- Problem to work on -
Determine the count of lines holding the string "Backlash". Return only the number.

- Records provided -
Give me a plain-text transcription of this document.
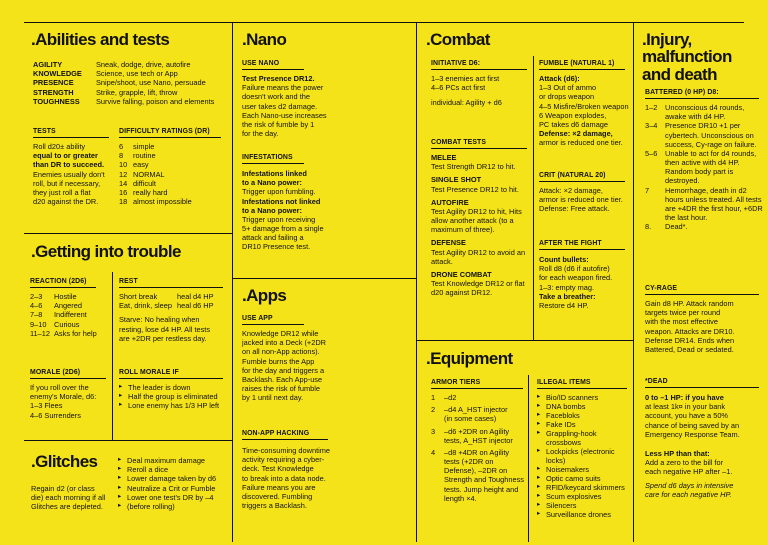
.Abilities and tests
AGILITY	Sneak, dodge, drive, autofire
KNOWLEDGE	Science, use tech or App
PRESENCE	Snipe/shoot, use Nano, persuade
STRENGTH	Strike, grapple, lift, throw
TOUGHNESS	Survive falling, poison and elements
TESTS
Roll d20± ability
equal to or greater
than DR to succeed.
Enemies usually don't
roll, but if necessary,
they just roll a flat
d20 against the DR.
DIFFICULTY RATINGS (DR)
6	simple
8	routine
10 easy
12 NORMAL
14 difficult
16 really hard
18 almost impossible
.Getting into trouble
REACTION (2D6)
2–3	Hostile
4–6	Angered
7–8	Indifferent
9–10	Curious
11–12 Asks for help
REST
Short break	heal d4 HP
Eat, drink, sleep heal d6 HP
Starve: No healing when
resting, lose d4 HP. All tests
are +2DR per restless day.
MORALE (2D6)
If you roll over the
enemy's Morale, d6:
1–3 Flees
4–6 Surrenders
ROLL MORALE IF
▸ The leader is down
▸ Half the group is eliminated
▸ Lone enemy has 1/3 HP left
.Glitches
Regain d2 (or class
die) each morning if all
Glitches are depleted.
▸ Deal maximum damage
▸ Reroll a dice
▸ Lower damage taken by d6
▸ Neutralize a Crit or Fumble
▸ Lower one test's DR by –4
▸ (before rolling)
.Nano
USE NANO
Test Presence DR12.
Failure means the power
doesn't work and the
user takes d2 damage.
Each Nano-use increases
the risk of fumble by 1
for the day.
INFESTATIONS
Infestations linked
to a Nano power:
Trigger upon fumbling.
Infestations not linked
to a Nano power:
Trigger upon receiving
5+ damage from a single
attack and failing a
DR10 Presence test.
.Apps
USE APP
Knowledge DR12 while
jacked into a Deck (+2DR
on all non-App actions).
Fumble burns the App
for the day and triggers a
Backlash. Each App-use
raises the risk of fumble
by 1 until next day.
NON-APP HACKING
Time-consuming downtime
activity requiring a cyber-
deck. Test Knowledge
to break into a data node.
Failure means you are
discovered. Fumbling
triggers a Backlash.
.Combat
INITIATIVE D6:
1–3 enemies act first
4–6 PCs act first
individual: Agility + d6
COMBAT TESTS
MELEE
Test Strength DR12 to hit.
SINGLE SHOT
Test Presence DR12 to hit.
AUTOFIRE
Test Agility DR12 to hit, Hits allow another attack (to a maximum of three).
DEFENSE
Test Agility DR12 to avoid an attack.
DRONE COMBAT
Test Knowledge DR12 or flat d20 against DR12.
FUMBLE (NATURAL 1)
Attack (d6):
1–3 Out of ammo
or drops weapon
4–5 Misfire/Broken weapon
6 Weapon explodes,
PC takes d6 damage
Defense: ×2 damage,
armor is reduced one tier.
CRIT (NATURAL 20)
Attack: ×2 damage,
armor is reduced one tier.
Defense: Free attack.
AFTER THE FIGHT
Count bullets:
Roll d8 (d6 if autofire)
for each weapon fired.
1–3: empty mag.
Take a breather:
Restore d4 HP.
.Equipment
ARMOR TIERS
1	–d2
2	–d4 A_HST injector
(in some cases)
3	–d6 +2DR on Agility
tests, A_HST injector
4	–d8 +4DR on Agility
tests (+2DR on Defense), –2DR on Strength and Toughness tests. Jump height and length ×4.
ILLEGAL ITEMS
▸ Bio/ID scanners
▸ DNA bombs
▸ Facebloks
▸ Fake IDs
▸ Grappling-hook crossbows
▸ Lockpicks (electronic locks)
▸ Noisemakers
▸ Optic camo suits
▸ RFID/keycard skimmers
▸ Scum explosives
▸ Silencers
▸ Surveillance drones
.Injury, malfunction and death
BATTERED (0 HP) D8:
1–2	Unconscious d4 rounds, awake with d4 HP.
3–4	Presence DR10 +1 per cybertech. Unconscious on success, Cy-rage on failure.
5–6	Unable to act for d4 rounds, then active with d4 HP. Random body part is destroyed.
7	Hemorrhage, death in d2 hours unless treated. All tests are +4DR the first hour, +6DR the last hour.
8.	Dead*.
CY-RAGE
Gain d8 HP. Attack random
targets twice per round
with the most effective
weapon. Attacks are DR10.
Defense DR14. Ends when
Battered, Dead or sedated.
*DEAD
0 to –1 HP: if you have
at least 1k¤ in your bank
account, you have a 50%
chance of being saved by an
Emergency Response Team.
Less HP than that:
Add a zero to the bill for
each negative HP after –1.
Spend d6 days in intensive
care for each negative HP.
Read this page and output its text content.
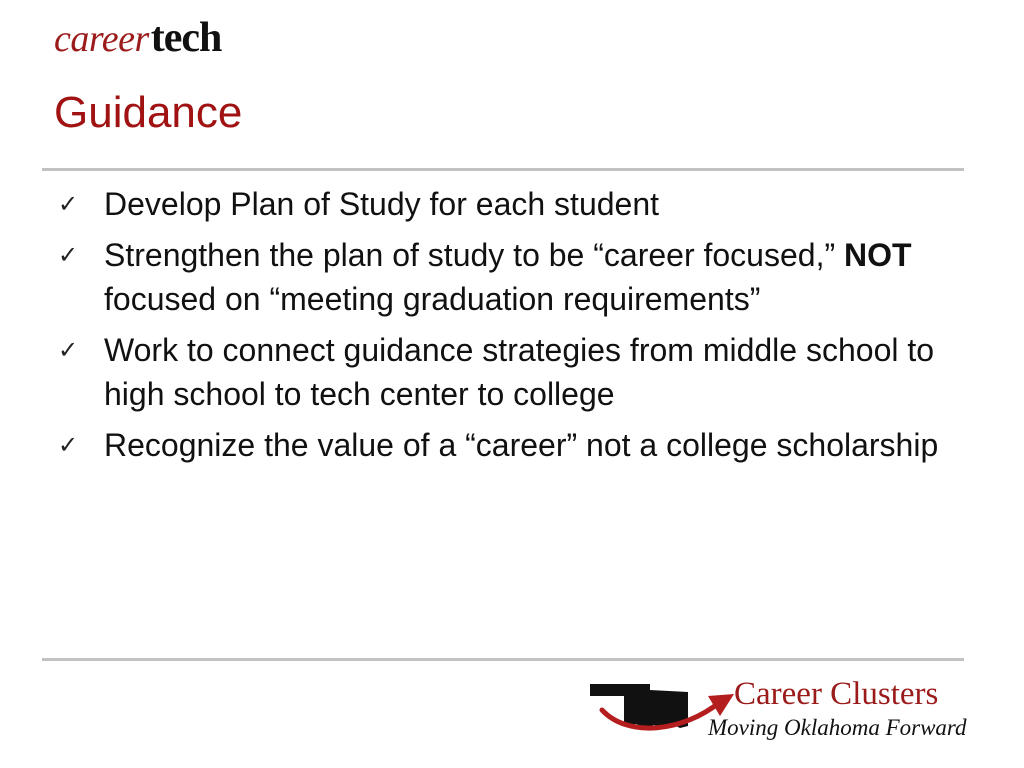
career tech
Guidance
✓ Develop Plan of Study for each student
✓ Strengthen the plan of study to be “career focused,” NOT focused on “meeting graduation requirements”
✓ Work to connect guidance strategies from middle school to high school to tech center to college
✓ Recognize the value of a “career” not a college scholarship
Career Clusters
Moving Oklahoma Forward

- Finished task -
2